Written instruction ▸
Retype all material exactly. Pictures stay out of the copy.

==========

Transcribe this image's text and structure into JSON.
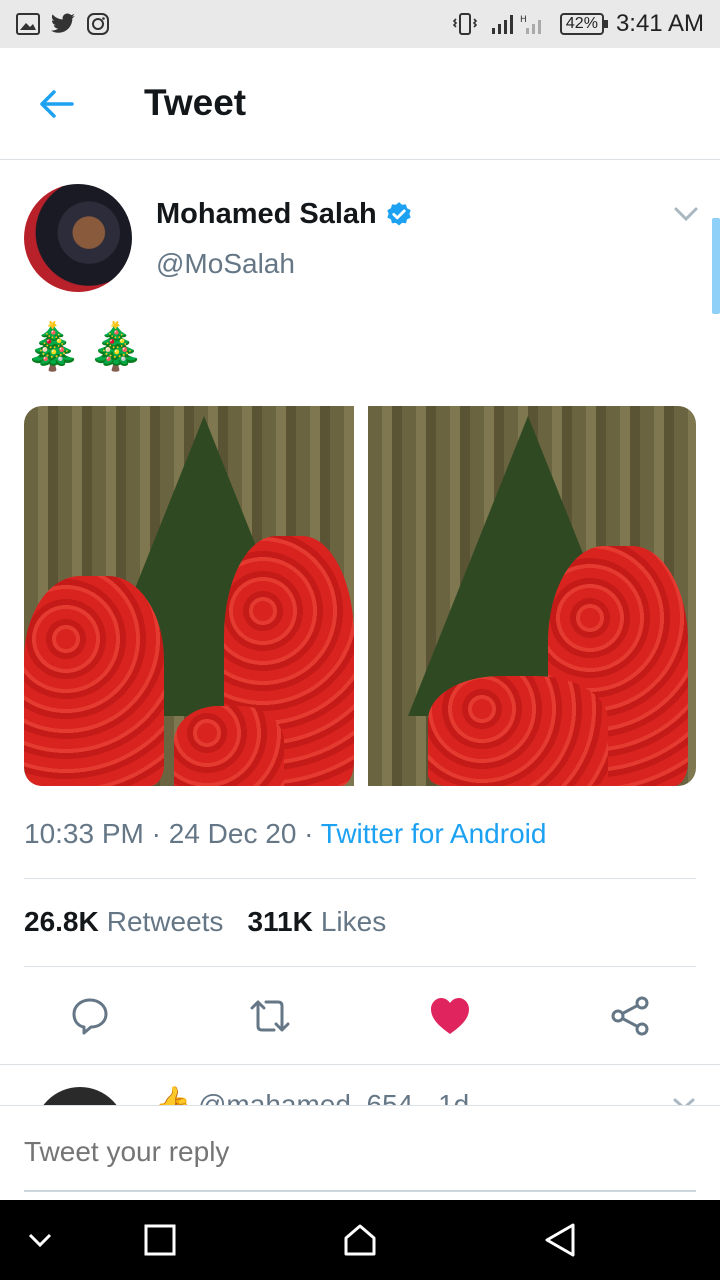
{
  "status_bar": {
    "battery": "42%",
    "time": "3:41 AM"
  },
  "header": {
    "title": "Tweet"
  },
  "tweet": {
    "author_name": "Mohamed Salah",
    "author_handle": "@MoSalah",
    "text": "🎄🎄",
    "time": "10:33 PM",
    "date": "24 Dec 20",
    "source": "Twitter for Android",
    "retweets_count": "26.8K",
    "retweets_label": "Retweets",
    "likes_count": "311K",
    "likes_label": "Likes",
    "liked": true
  },
  "reply_preview": {
    "emoji": "👍",
    "handle_line": "@mahamed_654 · 1d"
  },
  "compose": {
    "placeholder": "Tweet your reply"
  },
  "colors": {
    "accent": "#1da1f2",
    "like": "#e0245e",
    "secondary_text": "#657786"
  },
  "icons": {
    "back": "arrow-left-icon",
    "verified": "verified-badge-icon",
    "caret": "chevron-down-icon",
    "reply": "reply-icon",
    "retweet": "retweet-icon",
    "like": "heart-icon",
    "share": "share-icon"
  }
}
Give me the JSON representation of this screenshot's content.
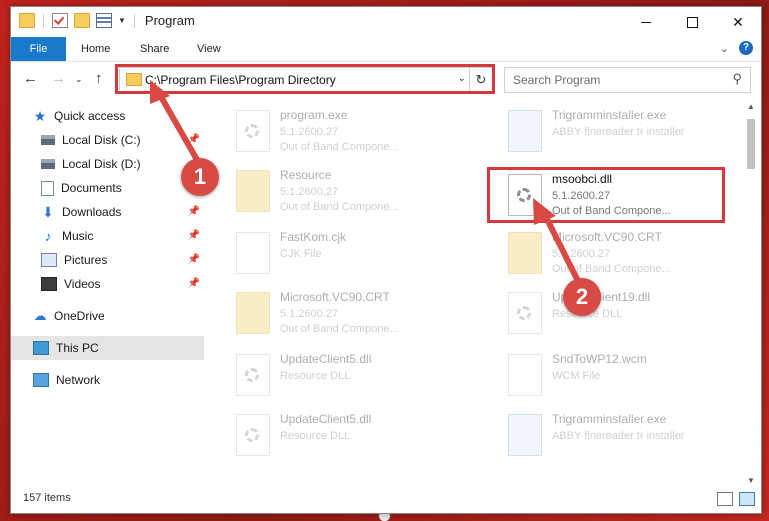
{
  "window": {
    "title": "Program"
  },
  "ribbon": {
    "tabs": [
      "File",
      "Home",
      "Share",
      "View"
    ]
  },
  "nav": {
    "address": "C:\\Program Files\\Program Directory",
    "search_placeholder": "Search Program"
  },
  "sidebar": {
    "items": [
      {
        "label": "Quick access"
      },
      {
        "label": "Local Disk (C:)"
      },
      {
        "label": "Local Disk (D:)"
      },
      {
        "label": "Documents"
      },
      {
        "label": "Downloads"
      },
      {
        "label": "Music"
      },
      {
        "label": "Pictures"
      },
      {
        "label": "Videos"
      },
      {
        "label": "OneDrive"
      },
      {
        "label": "This PC"
      },
      {
        "label": "Network"
      }
    ]
  },
  "files": [
    {
      "name": "program.exe",
      "l2": "5.1.2600.27",
      "l3": "Out of Band Compone..."
    },
    {
      "name": "Trigramminstaller.exe",
      "l2": "ABBY finereader tr installer",
      "l3": ""
    },
    {
      "name": "Resource",
      "l2": "5.1.2600.27",
      "l3": "Out of Band Compone..."
    },
    {
      "name": "msoobci.dll",
      "l2": "5.1.2600.27",
      "l3": "Out of Band Compone..."
    },
    {
      "name": "FastKom.cjk",
      "l2": "CJK File",
      "l3": ""
    },
    {
      "name": "Microsoft.VC90.CRT",
      "l2": "5.1.2600.27",
      "l3": "Out of Band Compone..."
    },
    {
      "name": "Microsoft.VC90.CRT",
      "l2": "5.1.2600.27",
      "l3": "Out of Band Compone..."
    },
    {
      "name": "UpdateClient19.dll",
      "l2": "Resource DLL",
      "l3": ""
    },
    {
      "name": "UpdateClient5.dll",
      "l2": "Resource DLL",
      "l3": ""
    },
    {
      "name": "SndToWP12.wcm",
      "l2": "WCM File",
      "l3": ""
    },
    {
      "name": "UpdateClient5.dll",
      "l2": "Resource DLL",
      "l3": ""
    },
    {
      "name": "Trigramminstaller.exe",
      "l2": "ABBY finereader tr installer",
      "l3": ""
    }
  ],
  "status": {
    "count": "157 items"
  },
  "annotations": {
    "step1": "1",
    "step2": "2"
  },
  "colors": {
    "accent": "#1979ca",
    "annotation": "#d9373f"
  }
}
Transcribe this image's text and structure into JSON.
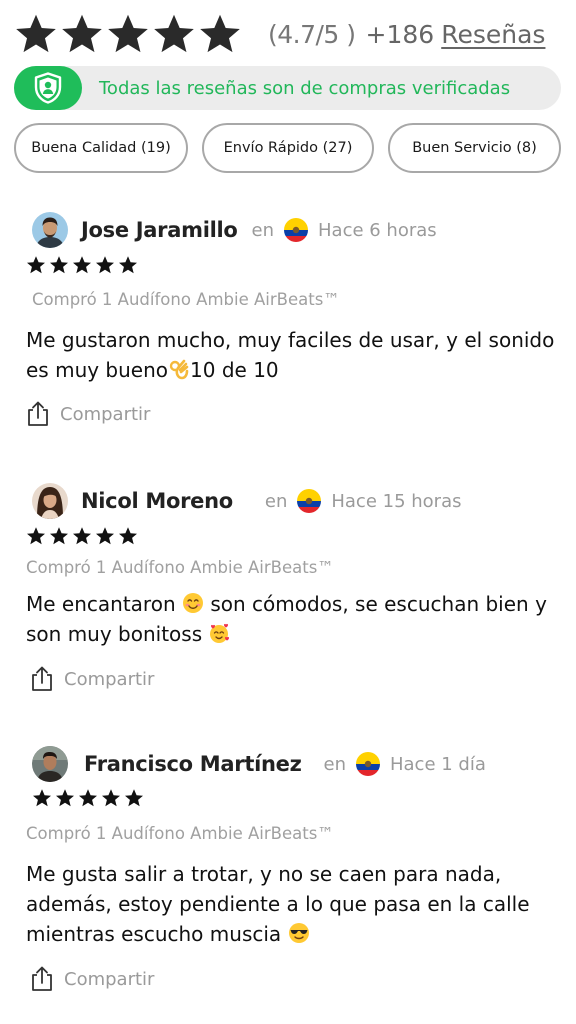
{
  "summary": {
    "star_count": 5,
    "rating_text": "(4.7/5 )",
    "count_text": "+186",
    "reviews_link": "Reseñas"
  },
  "verified_banner": {
    "icon": "shield-user-icon",
    "text": "Todas las reseñas son de compras verificadas",
    "accent_color": "#1fbd5a"
  },
  "filters": [
    {
      "label": "Buena Calidad (19)"
    },
    {
      "label": "Envío Rápido (27)"
    },
    {
      "label": "Buen Servicio (8)"
    }
  ],
  "reviews": [
    {
      "name": "Jose Jaramillo",
      "preposition": "en",
      "country_flag": "ecuador-flag-icon",
      "time": "Hace 6 horas",
      "rating": 5,
      "product": "Compró 1 Audífono Ambie AirBeats™",
      "body_part1": "Me gustaron mucho, muy faciles de usar, y el sonido es muy bueno",
      "emoji1": "ok-hand-emoji",
      "body_part2": "10 de 10",
      "share_label": "Compartir"
    },
    {
      "name": "Nicol Moreno",
      "preposition": "en",
      "country_flag": "ecuador-flag-icon",
      "time": "Hace 15 horas",
      "rating": 5,
      "product": "Compró 1 Audífono Ambie AirBeats™",
      "body_part1": "Me encantaron ",
      "emoji1": "smiling-face-emoji",
      "body_part2": " son cómodos, se escuchan bien y son muy bonitoss ",
      "emoji2": "smiling-face-with-hearts-emoji",
      "share_label": "Compartir"
    },
    {
      "name": "Francisco Martínez",
      "preposition": "en",
      "country_flag": "ecuador-flag-icon",
      "time": "Hace 1 día",
      "rating": 5,
      "product": "Compró 1 Audífono Ambie AirBeats™",
      "body_part1": "Me gusta salir a trotar, y no se caen para nada, además, estoy pendiente a lo que pasa en la calle mientras escucho muscia ",
      "emoji1": "sunglasses-face-emoji",
      "share_label": "Compartir"
    }
  ]
}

==========

Answer for the task ▸
Transcribe this image's text and structure into JSON.
{
  "status_bar": {
    "battery": "42%",
    "time": "3:41 AM"
  },
  "header": {
    "title": "Tweet"
  },
  "tweet": {
    "author_name": "Mohamed Salah",
    "author_handle": "@MoSalah",
    "text": "🎄🎄",
    "time": "10:33 PM",
    "date": "24 Dec 20",
    "source": "Twitter for Android",
    "retweets_count": "26.8K",
    "retweets_label": "Retweets",
    "likes_count": "311K",
    "likes_label": "Likes",
    "liked": true
  },
  "reply_preview": {
    "emoji": "👍",
    "handle_line": "@mahamed_654 · 1d"
  },
  "compose": {
    "placeholder": "Tweet your reply"
  },
  "colors": {
    "accent": "#1da1f2",
    "like": "#e0245e",
    "secondary_text": "#657786"
  },
  "icons": {
    "back": "arrow-left-icon",
    "verified": "verified-badge-icon",
    "caret": "chevron-down-icon",
    "reply": "reply-icon",
    "retweet": "retweet-icon",
    "like": "heart-icon",
    "share": "share-icon"
  }
}
Give me the JSON representation of this screenshot's content.
{
  "window": {
    "title": "Program"
  },
  "ribbon": {
    "tabs": [
      "File",
      "Home",
      "Share",
      "View"
    ]
  },
  "nav": {
    "address": "C:\\Program Files\\Program Directory",
    "search_placeholder": "Search Program"
  },
  "sidebar": {
    "items": [
      {
        "label": "Quick access"
      },
      {
        "label": "Local Disk (C:)"
      },
      {
        "label": "Local Disk (D:)"
      },
      {
        "label": "Documents"
      },
      {
        "label": "Downloads"
      },
      {
        "label": "Music"
      },
      {
        "label": "Pictures"
      },
      {
        "label": "Videos"
      },
      {
        "label": "OneDrive"
      },
      {
        "label": "This PC"
      },
      {
        "label": "Network"
      }
    ]
  },
  "files": [
    {
      "name": "program.exe",
      "l2": "5.1.2600.27",
      "l3": "Out of Band Compone..."
    },
    {
      "name": "Trigramminstaller.exe",
      "l2": "ABBY finereader tr installer",
      "l3": ""
    },
    {
      "name": "Resource",
      "l2": "5.1.2600.27",
      "l3": "Out of Band Compone..."
    },
    {
      "name": "msoobci.dll",
      "l2": "5.1.2600.27",
      "l3": "Out of Band Compone..."
    },
    {
      "name": "FastKom.cjk",
      "l2": "CJK File",
      "l3": ""
    },
    {
      "name": "Microsoft.VC90.CRT",
      "l2": "5.1.2600.27",
      "l3": "Out of Band Compone..."
    },
    {
      "name": "Microsoft.VC90.CRT",
      "l2": "5.1.2600.27",
      "l3": "Out of Band Compone..."
    },
    {
      "name": "UpdateClient19.dll",
      "l2": "Resource DLL",
      "l3": ""
    },
    {
      "name": "UpdateClient5.dll",
      "l2": "Resource DLL",
      "l3": ""
    },
    {
      "name": "SndToWP12.wcm",
      "l2": "WCM File",
      "l3": ""
    },
    {
      "name": "UpdateClient5.dll",
      "l2": "Resource DLL",
      "l3": ""
    },
    {
      "name": "Trigramminstaller.exe",
      "l2": "ABBY finereader tr installer",
      "l3": ""
    }
  ],
  "status": {
    "count": "157 items"
  },
  "annotations": {
    "step1": "1",
    "step2": "2"
  },
  "colors": {
    "accent": "#1979ca",
    "annotation": "#d9373f"
  }
}
Transcribe this image's text and structure into JSON.
{
  "summary": {
    "star_count": 5,
    "rating_text": "(4.7/5 )",
    "count_text": "+186",
    "reviews_link": "Reseñas"
  },
  "verified_banner": {
    "icon": "shield-user-icon",
    "text": "Todas las reseñas son de compras verificadas",
    "accent_color": "#1fbd5a"
  },
  "filters": [
    {
      "label": "Buena Calidad (19)"
    },
    {
      "label": "Envío Rápido (27)"
    },
    {
      "label": "Buen Servicio (8)"
    }
  ],
  "reviews": [
    {
      "name": "Jose Jaramillo",
      "preposition": "en",
      "country_flag": "ecuador-flag-icon",
      "time": "Hace 6 horas",
      "rating": 5,
      "product": "Compró 1 Audífono Ambie AirBeats™",
      "body_part1": "Me gustaron mucho, muy faciles de usar, y el sonido es muy bueno",
      "emoji1": "ok-hand-emoji",
      "body_part2": "10 de 10",
      "share_label": "Compartir"
    },
    {
      "name": "Nicol Moreno",
      "preposition": "en",
      "country_flag": "ecuador-flag-icon",
      "time": "Hace 15 horas",
      "rating": 5,
      "product": "Compró 1 Audífono Ambie AirBeats™",
      "body_part1": "Me encantaron ",
      "emoji1": "smiling-face-emoji",
      "body_part2": " son cómodos, se escuchan bien y son muy bonitoss ",
      "emoji2": "smiling-face-with-hearts-emoji",
      "share_label": "Compartir"
    },
    {
      "name": "Francisco Martínez",
      "preposition": "en",
      "country_flag": "ecuador-flag-icon",
      "time": "Hace 1 día",
      "rating": 5,
      "product": "Compró 1 Audífono Ambie AirBeats™",
      "body_part1": "Me gusta salir a trotar, y no se caen para nada, además, estoy pendiente a lo que pasa en la calle mientras escucho muscia ",
      "emoji1": "sunglasses-face-emoji",
      "share_label": "Compartir"
    }
  ]
}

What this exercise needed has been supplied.